▶ **Aim of the task**:
Count how many lines below contain the word "JSON", then give that number alone.

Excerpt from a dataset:
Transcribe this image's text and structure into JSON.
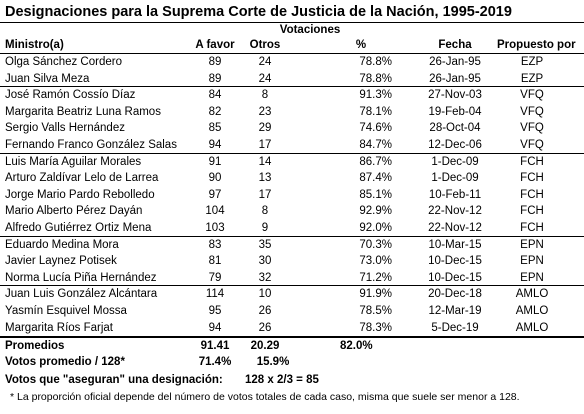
{
  "title": "Designaciones para la Suprema Corte de Justicia de la Nación, 1995-2019",
  "header": {
    "group": "Votaciones",
    "columns": [
      "Ministro(a)",
      "A favor",
      "Otros",
      "%",
      "Fecha",
      "Propuesto por"
    ]
  },
  "groups": [
    {
      "rows": [
        [
          "Olga Sánchez Cordero",
          "89",
          "24",
          "78.8%",
          "26-Jan-95",
          "EZP"
        ],
        [
          "Juan Silva Meza",
          "89",
          "24",
          "78.8%",
          "26-Jan-95",
          "EZP"
        ]
      ]
    },
    {
      "rows": [
        [
          "José Ramón Cossío Díaz",
          "84",
          "8",
          "91.3%",
          "27-Nov-03",
          "VFQ"
        ],
        [
          "Margarita Beatriz Luna Ramos",
          "82",
          "23",
          "78.1%",
          "19-Feb-04",
          "VFQ"
        ],
        [
          "Sergio Valls Hernández",
          "85",
          "29",
          "74.6%",
          "28-Oct-04",
          "VFQ"
        ],
        [
          "Fernando Franco González Salas",
          "94",
          "17",
          "84.7%",
          "12-Dec-06",
          "VFQ"
        ]
      ]
    },
    {
      "rows": [
        [
          "Luis María Aguilar Morales",
          "91",
          "14",
          "86.7%",
          "1-Dec-09",
          "FCH"
        ],
        [
          "Arturo Zaldívar Lelo de Larrea",
          "90",
          "13",
          "87.4%",
          "1-Dec-09",
          "FCH"
        ],
        [
          "Jorge Mario Pardo Rebolledo",
          "97",
          "17",
          "85.1%",
          "10-Feb-11",
          "FCH"
        ],
        [
          "Mario Alberto Pérez Dayán",
          "104",
          "8",
          "92.9%",
          "22-Nov-12",
          "FCH"
        ],
        [
          "Alfredo Gutiérrez Ortiz Mena",
          "103",
          "9",
          "92.0%",
          "22-Nov-12",
          "FCH"
        ]
      ]
    },
    {
      "rows": [
        [
          "Eduardo Medina Mora",
          "83",
          "35",
          "70.3%",
          "10-Mar-15",
          "EPN"
        ],
        [
          "Javier Laynez Potisek",
          "81",
          "30",
          "73.0%",
          "10-Dec-15",
          "EPN"
        ],
        [
          "Norma Lucía Piña Hernández",
          "79",
          "32",
          "71.2%",
          "10-Dec-15",
          "EPN"
        ]
      ]
    },
    {
      "rows": [
        [
          "Juan Luis González Alcántara",
          "114",
          "10",
          "91.9%",
          "20-Dec-18",
          "AMLO"
        ],
        [
          "Yasmín Esquivel Mossa",
          "95",
          "26",
          "78.5%",
          "12-Mar-19",
          "AMLO"
        ],
        [
          "Margarita Ríos Farjat",
          "94",
          "26",
          "78.3%",
          "5-Dec-19",
          "AMLO"
        ]
      ]
    }
  ],
  "summary": {
    "averages": [
      "Promedios",
      "91.41",
      "20.29",
      "82.0%"
    ],
    "per128": [
      "Votos promedio / 128*",
      "71.4%",
      "15.9%"
    ],
    "threshold": [
      "Votos que \"aseguran\" una designación:",
      "128 x 2/3 = 85"
    ]
  },
  "footnote": "* La proporción oficial depende del número de votos totales de cada caso, misma que suele ser menor a 128."
}
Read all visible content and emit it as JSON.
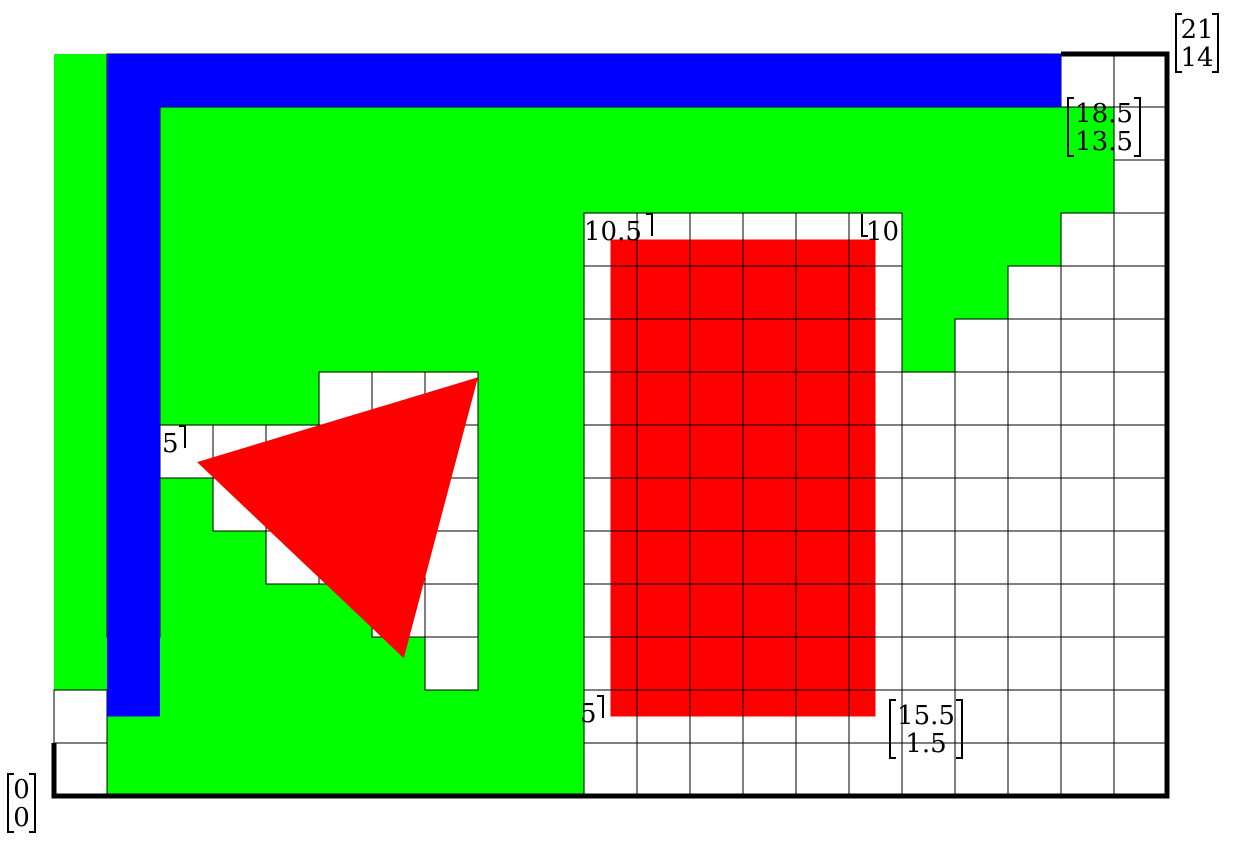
{
  "colors": {
    "background": "#ffffff",
    "grid": "#000000",
    "free_region": "#00ff00",
    "path": "#0000ff",
    "obstacle": "#ff0000"
  },
  "grid": {
    "cols": 21,
    "rows": 14
  },
  "corner_labels": [
    {
      "id": "origin",
      "top": "0",
      "bottom": "0",
      "x": 0,
      "y": 0
    },
    {
      "id": "top-right",
      "top": "21",
      "bottom": "14",
      "x": 21,
      "y": 14
    },
    {
      "id": "goal",
      "top": "18.5",
      "bottom": "13.5",
      "x": 18.5,
      "y": 13.5
    },
    {
      "id": "rect-bottom-right",
      "top": "15.5",
      "bottom": "1.5",
      "x": 15.5,
      "y": 1.5
    }
  ],
  "partial_labels": [
    {
      "id": "rect-top-left",
      "text": "10.5"
    },
    {
      "id": "rect-top-right",
      "text": "10"
    },
    {
      "id": "triangle-left",
      "text": "5"
    },
    {
      "id": "rect-bottom-left",
      "text": "5"
    }
  ],
  "obstacles": [
    {
      "type": "rectangle",
      "x0": 10.5,
      "y0": 1.5,
      "x1": 15.5,
      "y1": 10.5
    },
    {
      "type": "triangle",
      "points": [
        [
          2.7,
          6.3
        ],
        [
          8.0,
          7.9
        ],
        [
          6.6,
          2.6
        ]
      ]
    }
  ],
  "free_cells": [
    [
      0,
      2
    ],
    [
      0,
      3
    ],
    [
      0,
      4
    ],
    [
      0,
      5
    ],
    [
      0,
      6
    ],
    [
      0,
      7
    ],
    [
      0,
      8
    ],
    [
      0,
      9
    ],
    [
      0,
      10
    ],
    [
      0,
      11
    ],
    [
      0,
      12
    ],
    [
      0,
      13
    ],
    [
      1,
      0
    ],
    [
      1,
      1
    ],
    [
      1,
      2
    ],
    [
      2,
      0
    ],
    [
      2,
      1
    ],
    [
      2,
      2
    ],
    [
      2,
      3
    ],
    [
      2,
      4
    ],
    [
      2,
      5
    ],
    [
      2,
      7
    ],
    [
      2,
      8
    ],
    [
      2,
      9
    ],
    [
      2,
      10
    ],
    [
      2,
      11
    ],
    [
      2,
      12
    ],
    [
      3,
      0
    ],
    [
      3,
      1
    ],
    [
      3,
      2
    ],
    [
      3,
      3
    ],
    [
      3,
      4
    ],
    [
      3,
      7
    ],
    [
      3,
      8
    ],
    [
      3,
      9
    ],
    [
      3,
      10
    ],
    [
      3,
      11
    ],
    [
      3,
      12
    ],
    [
      4,
      0
    ],
    [
      4,
      1
    ],
    [
      4,
      2
    ],
    [
      4,
      3
    ],
    [
      4,
      7
    ],
    [
      4,
      8
    ],
    [
      4,
      9
    ],
    [
      4,
      10
    ],
    [
      4,
      11
    ],
    [
      4,
      12
    ],
    [
      5,
      0
    ],
    [
      5,
      1
    ],
    [
      5,
      2
    ],
    [
      5,
      3
    ],
    [
      5,
      8
    ],
    [
      5,
      9
    ],
    [
      5,
      10
    ],
    [
      5,
      11
    ],
    [
      5,
      12
    ],
    [
      6,
      0
    ],
    [
      6,
      1
    ],
    [
      6,
      2
    ],
    [
      6,
      8
    ],
    [
      6,
      9
    ],
    [
      6,
      10
    ],
    [
      6,
      11
    ],
    [
      6,
      12
    ],
    [
      7,
      0
    ],
    [
      7,
      1
    ],
    [
      7,
      8
    ],
    [
      7,
      9
    ],
    [
      7,
      10
    ],
    [
      7,
      11
    ],
    [
      7,
      12
    ],
    [
      8,
      0
    ],
    [
      8,
      1
    ],
    [
      8,
      2
    ],
    [
      8,
      3
    ],
    [
      8,
      4
    ],
    [
      8,
      5
    ],
    [
      8,
      6
    ],
    [
      8,
      7
    ],
    [
      8,
      8
    ],
    [
      8,
      9
    ],
    [
      8,
      10
    ],
    [
      8,
      11
    ],
    [
      8,
      12
    ],
    [
      9,
      0
    ],
    [
      9,
      1
    ],
    [
      9,
      2
    ],
    [
      9,
      3
    ],
    [
      9,
      4
    ],
    [
      9,
      5
    ],
    [
      9,
      6
    ],
    [
      9,
      7
    ],
    [
      9,
      8
    ],
    [
      9,
      9
    ],
    [
      9,
      10
    ],
    [
      9,
      11
    ],
    [
      9,
      12
    ],
    [
      10,
      11
    ],
    [
      10,
      12
    ],
    [
      11,
      11
    ],
    [
      11,
      12
    ],
    [
      12,
      11
    ],
    [
      12,
      12
    ],
    [
      13,
      11
    ],
    [
      13,
      12
    ],
    [
      14,
      11
    ],
    [
      14,
      12
    ],
    [
      15,
      11
    ],
    [
      15,
      12
    ],
    [
      16,
      8
    ],
    [
      16,
      9
    ],
    [
      16,
      10
    ],
    [
      16,
      11
    ],
    [
      16,
      12
    ],
    [
      17,
      9
    ],
    [
      17,
      10
    ],
    [
      17,
      11
    ],
    [
      17,
      12
    ],
    [
      18,
      10
    ],
    [
      18,
      11
    ],
    [
      18,
      12
    ],
    [
      19,
      11
    ],
    [
      19,
      12
    ]
  ],
  "path_points": [
    [
      1.5,
      2.0
    ],
    [
      1.5,
      13.5
    ],
    [
      18.5,
      13.5
    ]
  ]
}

▶ **Task response**:
2